Nasza Loteria NaM - pasek na kartach artykułów

„Underdog”: I w klatce można być wolnym [RECENZJA]

Dariusz Pawłowski
Piotr Pędziszewski/Next Film
Gatunkowe kino rozgrywające się w świecie sportu nigdy nie było naszym atutem. Tymczasem „Underdog” nadzwyczaj zgrabnie wykorzystuje ograne wątki z tego rodzaju przedsięwzięć. Rzecz jasna pod warunkiem, iż uznajemy walki MMA za sport.

Opowiadanie o sportowcach i emocjach z ich występami związanymi najlepiej wychodziło nam w filmach dokumentalnych, w fabule miotaliśmy się między dydaktyzmem „Boksera”, artyzmem „Arii dla atlety”, a radosną prostodusznością „Męża mojej żony”. A przecież wystarczy charyzmatyczny bohater, który był na szczycie, spadł na dno, tracił i odzyskiwał miłość, aż w końcu dzięki determinacji i wewnętrznej sile przeistoczonej w rozrost mięśni staje do finałowej walki. Czasem z rywalem, czasem z życiem. Drogę wyznaczyli „Rocky” i inni.

◆ **WYKAZ DANYCH**
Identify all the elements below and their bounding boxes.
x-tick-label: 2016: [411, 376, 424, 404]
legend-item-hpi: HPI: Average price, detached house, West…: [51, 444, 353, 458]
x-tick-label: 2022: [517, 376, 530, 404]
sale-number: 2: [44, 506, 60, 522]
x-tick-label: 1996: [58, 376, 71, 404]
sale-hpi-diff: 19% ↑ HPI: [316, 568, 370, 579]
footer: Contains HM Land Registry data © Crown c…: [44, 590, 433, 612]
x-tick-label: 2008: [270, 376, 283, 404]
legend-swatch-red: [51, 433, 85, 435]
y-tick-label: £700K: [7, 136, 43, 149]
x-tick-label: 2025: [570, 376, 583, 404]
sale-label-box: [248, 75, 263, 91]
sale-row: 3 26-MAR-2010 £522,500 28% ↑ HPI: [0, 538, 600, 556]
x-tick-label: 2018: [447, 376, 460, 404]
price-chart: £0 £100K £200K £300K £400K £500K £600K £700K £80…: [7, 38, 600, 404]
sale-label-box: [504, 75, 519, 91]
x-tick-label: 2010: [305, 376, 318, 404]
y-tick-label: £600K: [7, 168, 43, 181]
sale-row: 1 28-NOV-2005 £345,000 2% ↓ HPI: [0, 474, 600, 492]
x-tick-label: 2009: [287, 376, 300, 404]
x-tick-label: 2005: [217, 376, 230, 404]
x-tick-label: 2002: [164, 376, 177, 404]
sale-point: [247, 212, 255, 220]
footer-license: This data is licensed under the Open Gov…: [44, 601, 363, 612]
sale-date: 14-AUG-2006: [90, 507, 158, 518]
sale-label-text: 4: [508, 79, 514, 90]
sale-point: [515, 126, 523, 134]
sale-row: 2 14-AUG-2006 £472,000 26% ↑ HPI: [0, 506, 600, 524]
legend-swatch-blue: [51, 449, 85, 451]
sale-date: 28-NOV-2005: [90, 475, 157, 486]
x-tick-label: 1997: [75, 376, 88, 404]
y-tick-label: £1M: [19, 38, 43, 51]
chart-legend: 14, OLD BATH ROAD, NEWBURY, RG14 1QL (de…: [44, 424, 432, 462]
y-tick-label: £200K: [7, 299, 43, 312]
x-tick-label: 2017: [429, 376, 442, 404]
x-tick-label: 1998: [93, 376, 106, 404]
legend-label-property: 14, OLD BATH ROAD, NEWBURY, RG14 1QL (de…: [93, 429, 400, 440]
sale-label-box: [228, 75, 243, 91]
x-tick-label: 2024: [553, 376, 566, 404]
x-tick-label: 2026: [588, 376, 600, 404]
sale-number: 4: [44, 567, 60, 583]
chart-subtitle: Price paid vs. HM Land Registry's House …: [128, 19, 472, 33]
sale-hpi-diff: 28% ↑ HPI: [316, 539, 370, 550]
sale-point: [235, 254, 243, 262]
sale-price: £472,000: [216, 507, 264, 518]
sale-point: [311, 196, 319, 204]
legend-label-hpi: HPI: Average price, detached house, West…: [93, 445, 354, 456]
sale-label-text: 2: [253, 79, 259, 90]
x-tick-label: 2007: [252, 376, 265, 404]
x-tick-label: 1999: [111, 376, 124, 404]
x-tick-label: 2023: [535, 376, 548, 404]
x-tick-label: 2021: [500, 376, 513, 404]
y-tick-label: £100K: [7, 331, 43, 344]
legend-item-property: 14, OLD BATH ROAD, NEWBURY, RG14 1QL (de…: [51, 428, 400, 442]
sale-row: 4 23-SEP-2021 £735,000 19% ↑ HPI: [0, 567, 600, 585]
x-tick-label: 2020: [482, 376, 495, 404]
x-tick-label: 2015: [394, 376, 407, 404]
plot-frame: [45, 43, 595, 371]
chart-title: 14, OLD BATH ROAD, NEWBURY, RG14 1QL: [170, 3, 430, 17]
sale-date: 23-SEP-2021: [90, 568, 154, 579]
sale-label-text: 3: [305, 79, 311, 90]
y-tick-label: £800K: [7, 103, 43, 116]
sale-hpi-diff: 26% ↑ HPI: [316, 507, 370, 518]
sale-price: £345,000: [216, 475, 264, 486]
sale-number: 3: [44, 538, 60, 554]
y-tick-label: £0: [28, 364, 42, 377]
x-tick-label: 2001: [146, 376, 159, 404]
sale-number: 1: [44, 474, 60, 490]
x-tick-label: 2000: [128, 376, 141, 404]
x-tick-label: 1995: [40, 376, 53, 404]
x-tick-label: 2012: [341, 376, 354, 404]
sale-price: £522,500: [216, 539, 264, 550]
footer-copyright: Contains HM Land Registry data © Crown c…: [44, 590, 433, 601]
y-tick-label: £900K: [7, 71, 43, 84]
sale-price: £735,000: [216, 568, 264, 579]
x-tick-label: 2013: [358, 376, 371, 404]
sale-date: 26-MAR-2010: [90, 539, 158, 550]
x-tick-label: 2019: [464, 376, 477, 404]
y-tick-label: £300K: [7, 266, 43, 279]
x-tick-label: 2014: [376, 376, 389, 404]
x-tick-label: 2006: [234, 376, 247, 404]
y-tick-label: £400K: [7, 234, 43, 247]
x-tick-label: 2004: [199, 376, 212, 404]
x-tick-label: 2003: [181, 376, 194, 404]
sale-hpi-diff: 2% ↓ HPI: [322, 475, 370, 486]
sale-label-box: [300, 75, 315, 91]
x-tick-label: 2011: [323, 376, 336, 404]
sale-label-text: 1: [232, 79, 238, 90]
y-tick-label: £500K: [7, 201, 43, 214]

◆ **POLECENIE 1**
Wypisz z recenzji filmu „Underdog” fragment od „Dariusz Pawłowski” aż do „MMA za sport.” włącznie.
◆ **POLECENIE 2**
Odpowiedz na pytania do recenzji filmu „Underdog”:
(a) Pod jakim warunkiem „Underdog” zgrabnie wykorzystuje ograne wątki?
(b) W jakich filmach najlepiej wychodziło nam opowiadanie o sportowcach?
(c) Jaki film wymieniono jako ten, który wyznaczył drogę?

◆ **WYNIK 1**
Dariusz Pawłowski
Piotr Pędziszewski/Next Film
Gatunkowe kino rozgrywające się w świecie sportu nigdy nie było naszym atutem. Tymczasem „Underdog” nadzwyczaj zgrabnie wykorzystuje ograne wątki z tego rodzaju przedsięwzięć. Rzecz jasna pod warunkiem, iż uznajemy walki MMA za sport.

◆ **WYNIK 2**
(a) Pod warunkiem, że uznajemy walki MMA za sport.
(b) W filmach dokumentalnych.
(c) „Rocky”.